To do:
Reproduce the material in full, unchanged.

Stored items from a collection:
◇ ◇ ◇ ◇ ◇

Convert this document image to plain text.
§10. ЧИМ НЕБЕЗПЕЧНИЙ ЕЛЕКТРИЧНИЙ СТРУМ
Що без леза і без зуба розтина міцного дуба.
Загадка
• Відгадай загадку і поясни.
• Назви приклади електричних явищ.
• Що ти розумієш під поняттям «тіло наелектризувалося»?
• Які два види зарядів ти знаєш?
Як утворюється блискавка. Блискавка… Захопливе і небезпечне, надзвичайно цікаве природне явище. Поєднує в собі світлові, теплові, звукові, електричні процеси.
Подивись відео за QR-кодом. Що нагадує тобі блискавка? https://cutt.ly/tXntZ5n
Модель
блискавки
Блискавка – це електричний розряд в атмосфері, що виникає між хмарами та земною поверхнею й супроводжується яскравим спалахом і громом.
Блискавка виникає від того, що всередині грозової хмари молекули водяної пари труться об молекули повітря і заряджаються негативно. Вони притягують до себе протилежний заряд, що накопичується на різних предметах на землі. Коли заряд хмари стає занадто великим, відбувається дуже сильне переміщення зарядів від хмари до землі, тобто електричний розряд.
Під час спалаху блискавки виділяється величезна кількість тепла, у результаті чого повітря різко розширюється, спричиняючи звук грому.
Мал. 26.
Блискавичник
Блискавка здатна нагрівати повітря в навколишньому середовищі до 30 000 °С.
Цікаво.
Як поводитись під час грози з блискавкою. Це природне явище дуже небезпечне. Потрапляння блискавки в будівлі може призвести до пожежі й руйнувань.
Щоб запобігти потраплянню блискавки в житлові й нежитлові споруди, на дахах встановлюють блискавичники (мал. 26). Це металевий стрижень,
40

◇ ◇ ◇ ◇ ◇

Solved problem:
Convert this document image to plain text.
§10. ЧИМ НЕБЕЗПЕЧНИЙ ЕЛЕКТРИЧНИЙ СТРУМ
Що без леза і без зуба розтина міцного дуба.
Загадка
• Відгадай загадку і поясни.
• Назви приклади електричних явищ.
• Що ти розумієш під поняттям «тіло наелектризувалося»?
• Які два види зарядів ти знаєш?
Як утворюється блискавка. Блискавка… Захопливе і небезпечне, надзвичайно цікаве природне явище. Поєднує в собі світлові, теплові, звукові, електричні процеси.
Подивись відео за QR-кодом. Що нагадує тобі блискавка? https://cutt.ly/tXntZ5n
Модель
блискавки
Блискавка – це електричний розряд в атмосфері, що виникає між хмарами та земною поверхнею й супроводжується яскравим спалахом і громом.
Блискавка виникає від того, що всередині грозової хмари молекули водяної пари труться об молекули повітря і заряджаються негативно. Вони притягують до себе протилежний заряд, що накопичується на різних предметах на землі. Коли заряд хмари стає занадто великим, відбувається дуже сильне переміщення зарядів від хмари до землі, тобто електричний розряд.
Під час спалаху блискавки виділяється величезна кількість тепла, у результаті чого повітря різко розширюється, спричиняючи звук грому.
Мал. 26.
Блискавичник
Блискавка здатна нагрівати повітря в навколишньому середовищі до 30 000 °С.
Цікаво.
Як поводитись під час грози з блискавкою. Це природне явище дуже небезпечне. Потрапляння блискавки в будівлі може призвести до пожежі й руйнувань.
Щоб запобігти потраплянню блискавки в житлові й нежитлові споруди, на дахах встановлюють блискавичники (мал. 26). Це металевий стрижень,
40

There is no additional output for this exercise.